### [Written task]
Tally every line featuring "this", then give that tally alone.

### [Supplied data]
------------------------------
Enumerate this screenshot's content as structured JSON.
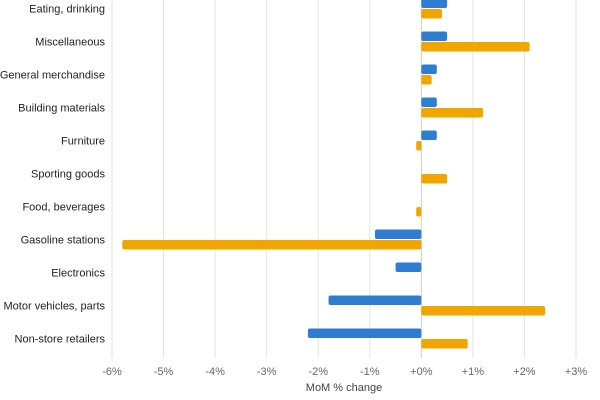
{
  "chart_data": {
    "type": "bar",
    "orientation": "horizontal",
    "title": "",
    "xlabel": "MoM % change",
    "ylabel": "",
    "xlim": [
      -6,
      3
    ],
    "grid": true,
    "legend": "none",
    "categories": [
      "Eating, drinking",
      "Miscellaneous",
      "General merchandise",
      "Building materials",
      "Furniture",
      "Sporting goods",
      "Food, beverages",
      "Gasoline stations",
      "Electronics",
      "Motor vehicles, parts",
      "Non-store retailers"
    ],
    "series": [
      {
        "color": "#2d7dd2",
        "values": [
          0.5,
          0.5,
          0.3,
          0.3,
          0.3,
          0.0,
          0.0,
          -0.9,
          -0.5,
          -1.8,
          -2.2
        ]
      },
      {
        "color": "#f0a500",
        "values": [
          0.4,
          2.1,
          0.2,
          1.2,
          -0.1,
          0.5,
          -0.1,
          -5.8,
          0.0,
          2.4,
          0.9
        ]
      }
    ],
    "ticks": [
      {
        "value": -6,
        "label": "-6%"
      },
      {
        "value": -5,
        "label": "-5%"
      },
      {
        "value": -4,
        "label": "-4%"
      },
      {
        "value": -3,
        "label": "-3%"
      },
      {
        "value": -2,
        "label": "-2%"
      },
      {
        "value": -1,
        "label": "-1%"
      },
      {
        "value": 0,
        "label": "+0%"
      },
      {
        "value": 1,
        "label": "+1%"
      },
      {
        "value": 2,
        "label": "+2%"
      },
      {
        "value": 3,
        "label": "+3%"
      }
    ]
  }
}
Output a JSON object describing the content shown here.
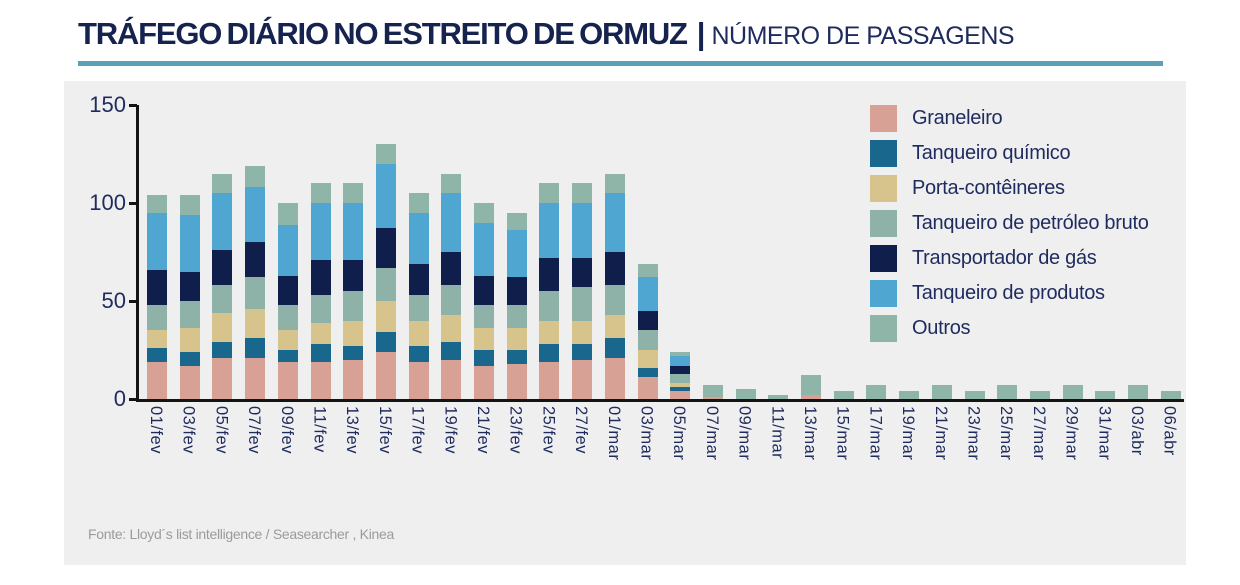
{
  "header": {
    "title": "TRÁFEGO DIÁRIO NO ESTREITO DE ORMUZ",
    "separator": "|",
    "subtitle": "NÚMERO DE PASSAGENS"
  },
  "footer": {
    "source": "Fonte: Lloyd´s list intelligence / Seasearcher , Kinea"
  },
  "colors": {
    "title": "#15234E",
    "divider": "#5C9FB9",
    "panel_background": "#F0EFF0",
    "axis": "#141414",
    "tick_label": "#1E2B5E",
    "footer_text": "#9B9B9B"
  },
  "chart_data": {
    "type": "bar",
    "stacked": true,
    "title": "TRÁFEGO DIÁRIO NO ESTREITO DE ORMUZ | NÚMERO DE PASSAGENS",
    "xlabel": "",
    "ylabel": "",
    "ylim": [
      0,
      150
    ],
    "yticks": [
      0,
      50,
      100,
      150
    ],
    "grid": false,
    "legend_position": "top-right",
    "categories": [
      "01/fev",
      "03/fev",
      "05/fev",
      "07/fev",
      "09/fev",
      "11/fev",
      "13/fev",
      "15/fev",
      "17/fev",
      "19/fev",
      "21/fev",
      "23/fev",
      "25/fev",
      "27/fev",
      "01/mar",
      "03/mar",
      "05/mar",
      "07/mar",
      "09/mar",
      "11/mar",
      "13/mar",
      "15/mar",
      "17/mar",
      "19/mar",
      "21/mar",
      "23/mar",
      "25/mar",
      "27/mar",
      "29/mar",
      "31/mar",
      "03/abr",
      "06/abr"
    ],
    "series": [
      {
        "name": "Graneleiro",
        "color": "#D7A295",
        "values": [
          19,
          17,
          21,
          21,
          19,
          19,
          20,
          24,
          19,
          20,
          17,
          18,
          19,
          20,
          21,
          11,
          4,
          1,
          0,
          0,
          2,
          0,
          0,
          0,
          0,
          0,
          0,
          0,
          0,
          0,
          0,
          0
        ]
      },
      {
        "name": "Tanqueiro químico",
        "color": "#19678C",
        "values": [
          7,
          7,
          8,
          10,
          6,
          9,
          7,
          10,
          8,
          9,
          8,
          7,
          9,
          8,
          10,
          5,
          2,
          0,
          0,
          0,
          0,
          0,
          0,
          0,
          0,
          0,
          0,
          0,
          0,
          0,
          0,
          0
        ]
      },
      {
        "name": "Porta-contêineres",
        "color": "#D6C48C",
        "values": [
          9,
          12,
          15,
          15,
          10,
          11,
          13,
          16,
          13,
          14,
          11,
          11,
          12,
          12,
          12,
          9,
          2,
          0,
          0,
          0,
          0,
          0,
          0,
          0,
          0,
          0,
          0,
          0,
          0,
          0,
          0,
          0
        ]
      },
      {
        "name": "Tanqueiro de petróleo bruto",
        "color": "#8EB1A8",
        "values": [
          13,
          14,
          14,
          16,
          13,
          14,
          15,
          17,
          13,
          15,
          12,
          12,
          15,
          17,
          15,
          10,
          5,
          0,
          0,
          0,
          0,
          0,
          0,
          0,
          0,
          0,
          0,
          0,
          0,
          0,
          0,
          0
        ]
      },
      {
        "name": "Transportador de gás",
        "color": "#0F1E4B",
        "values": [
          18,
          15,
          18,
          18,
          15,
          18,
          16,
          20,
          16,
          17,
          15,
          14,
          17,
          15,
          17,
          10,
          4,
          0,
          0,
          0,
          0,
          0,
          0,
          0,
          0,
          0,
          0,
          0,
          0,
          0,
          0,
          0
        ]
      },
      {
        "name": "Tanqueiro de produtos",
        "color": "#4FA6D0",
        "values": [
          29,
          29,
          29,
          28,
          26,
          29,
          29,
          33,
          26,
          30,
          27,
          24,
          28,
          28,
          30,
          17,
          5,
          0,
          0,
          0,
          0,
          0,
          0,
          0,
          0,
          0,
          0,
          0,
          0,
          0,
          0,
          0
        ]
      },
      {
        "name": "Outros",
        "color": "#8FB5A9",
        "values": [
          9,
          10,
          10,
          11,
          11,
          10,
          10,
          10,
          10,
          10,
          10,
          9,
          10,
          10,
          10,
          7,
          2,
          6,
          5,
          2,
          10,
          4,
          7,
          4,
          7,
          4,
          7,
          4,
          7,
          4,
          7,
          4
        ]
      }
    ]
  }
}
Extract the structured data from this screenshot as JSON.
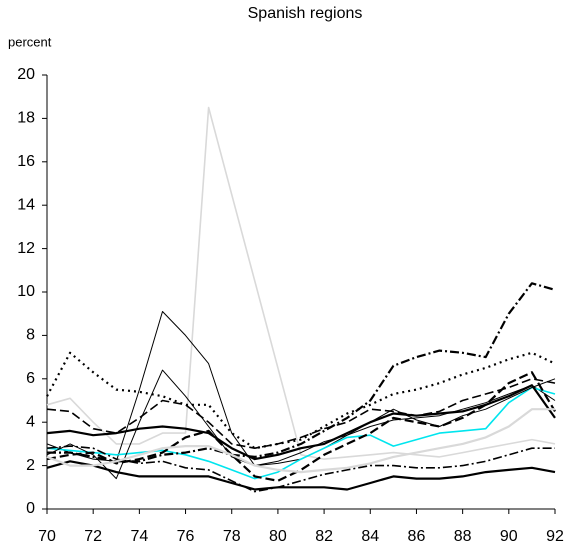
{
  "chart_data": {
    "type": "line",
    "title": "Spanish regions",
    "y_label": "percent",
    "x": [
      70,
      71,
      72,
      73,
      74,
      75,
      76,
      77,
      78,
      79,
      80,
      81,
      82,
      83,
      84,
      85,
      86,
      87,
      88,
      89,
      90,
      91,
      92
    ],
    "xlim": [
      70,
      92
    ],
    "xticks": [
      70,
      72,
      74,
      76,
      78,
      80,
      82,
      84,
      86,
      88,
      90,
      92
    ],
    "ylim": [
      0,
      20
    ],
    "yticks": [
      0,
      2,
      4,
      6,
      8,
      10,
      12,
      14,
      16,
      18,
      20
    ],
    "grid": false,
    "series": [
      {
        "color": "#d9d9d9",
        "style": "solid",
        "weight": "normal",
        "values": [
          4.8,
          5.1,
          4.0,
          3.0,
          3.0,
          3.5,
          3.5,
          18.5,
          14.5,
          10.5,
          6.5,
          2.5,
          2.3,
          2.4,
          2.5,
          2.6,
          2.5,
          2.4,
          2.6,
          2.8,
          3.0,
          3.2,
          3.0
        ]
      },
      {
        "color": "#000000",
        "style": "solid",
        "weight": "thin",
        "values": [
          3.0,
          2.6,
          2.3,
          2.2,
          5.5,
          9.1,
          8.0,
          6.7,
          3.5,
          2.0,
          2.1,
          2.3,
          2.8,
          3.4,
          3.8,
          4.1,
          4.2,
          4.3,
          4.6,
          4.9,
          5.3,
          5.7,
          5.0
        ]
      },
      {
        "color": "#00e5ee",
        "style": "solid",
        "weight": "normal",
        "values": [
          2.8,
          2.7,
          2.6,
          2.5,
          2.6,
          2.7,
          2.5,
          2.2,
          1.8,
          1.4,
          1.7,
          2.3,
          2.8,
          3.3,
          3.4,
          2.9,
          3.2,
          3.5,
          3.6,
          3.7,
          4.9,
          5.6,
          5.3
        ]
      },
      {
        "color": "#000000",
        "style": "solid",
        "weight": "thick",
        "values": [
          1.9,
          2.2,
          2.0,
          1.7,
          1.5,
          1.5,
          1.5,
          1.5,
          1.2,
          0.9,
          1.0,
          1.0,
          1.0,
          0.9,
          1.2,
          1.5,
          1.4,
          1.4,
          1.5,
          1.7,
          1.8,
          1.9,
          1.7
        ]
      },
      {
        "color": "#000000",
        "style": "dashdot",
        "weight": "thick",
        "values": [
          2.6,
          2.6,
          2.4,
          2.2,
          2.2,
          2.5,
          2.6,
          2.8,
          2.5,
          2.4,
          2.6,
          3.0,
          3.6,
          4.2,
          5.0,
          6.6,
          7.0,
          7.3,
          7.2,
          7.0,
          9.0,
          10.4,
          10.1
        ]
      },
      {
        "color": "#000000",
        "style": "dotted",
        "weight": "thick",
        "values": [
          5.2,
          7.2,
          6.3,
          5.5,
          5.4,
          5.2,
          4.8,
          4.8,
          3.5,
          2.8,
          3.0,
          3.2,
          3.8,
          4.4,
          4.8,
          5.3,
          5.5,
          5.8,
          6.2,
          6.5,
          6.9,
          7.2,
          6.7
        ]
      },
      {
        "color": "#000000",
        "style": "solid",
        "weight": "thick",
        "values": [
          3.5,
          3.6,
          3.4,
          3.5,
          3.7,
          3.8,
          3.7,
          3.5,
          2.8,
          2.3,
          2.5,
          2.8,
          3.0,
          3.5,
          4.0,
          4.4,
          4.3,
          4.4,
          4.5,
          4.8,
          5.2,
          5.7,
          4.2
        ]
      },
      {
        "color": "#000000",
        "style": "dashed",
        "weight": "thick",
        "values": [
          2.3,
          2.5,
          2.6,
          2.1,
          2.3,
          2.6,
          3.3,
          3.6,
          2.5,
          1.5,
          1.3,
          1.8,
          2.5,
          3.0,
          3.5,
          4.2,
          4.0,
          3.8,
          4.2,
          4.8,
          5.8,
          6.3,
          4.5
        ]
      },
      {
        "color": "#000000",
        "style": "dashdot",
        "weight": "normal",
        "values": [
          2.8,
          2.9,
          2.8,
          2.3,
          2.1,
          2.2,
          1.9,
          1.8,
          1.3,
          0.8,
          1.0,
          1.3,
          1.6,
          1.8,
          2.0,
          2.0,
          1.9,
          1.9,
          2.0,
          2.2,
          2.5,
          2.8,
          2.8
        ]
      },
      {
        "color": "#000000",
        "style": "solid",
        "weight": "thin",
        "values": [
          2.5,
          3.0,
          2.5,
          1.4,
          4.0,
          6.4,
          5.2,
          3.8,
          2.4,
          2.0,
          2.2,
          2.6,
          3.1,
          3.4,
          4.0,
          4.6,
          4.1,
          3.8,
          4.3,
          4.6,
          5.1,
          5.6,
          6.0
        ]
      },
      {
        "color": "#d9d9d9",
        "style": "solid",
        "weight": "thick",
        "values": [
          2.4,
          2.0,
          2.0,
          2.2,
          2.5,
          2.8,
          2.9,
          2.9,
          2.5,
          2.0,
          1.8,
          1.7,
          1.8,
          1.9,
          2.1,
          2.4,
          2.6,
          2.8,
          3.0,
          3.3,
          3.8,
          4.6,
          4.6
        ]
      },
      {
        "color": "#000000",
        "style": "dashed",
        "weight": "normal",
        "values": [
          4.6,
          4.5,
          3.7,
          3.5,
          4.2,
          5.0,
          4.8,
          4.0,
          3.0,
          2.8,
          3.0,
          3.3,
          3.7,
          4.0,
          4.6,
          4.5,
          4.3,
          4.5,
          5.0,
          5.3,
          5.6,
          6.0,
          5.8
        ]
      }
    ]
  }
}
------------------------------
### [Correct answer]
2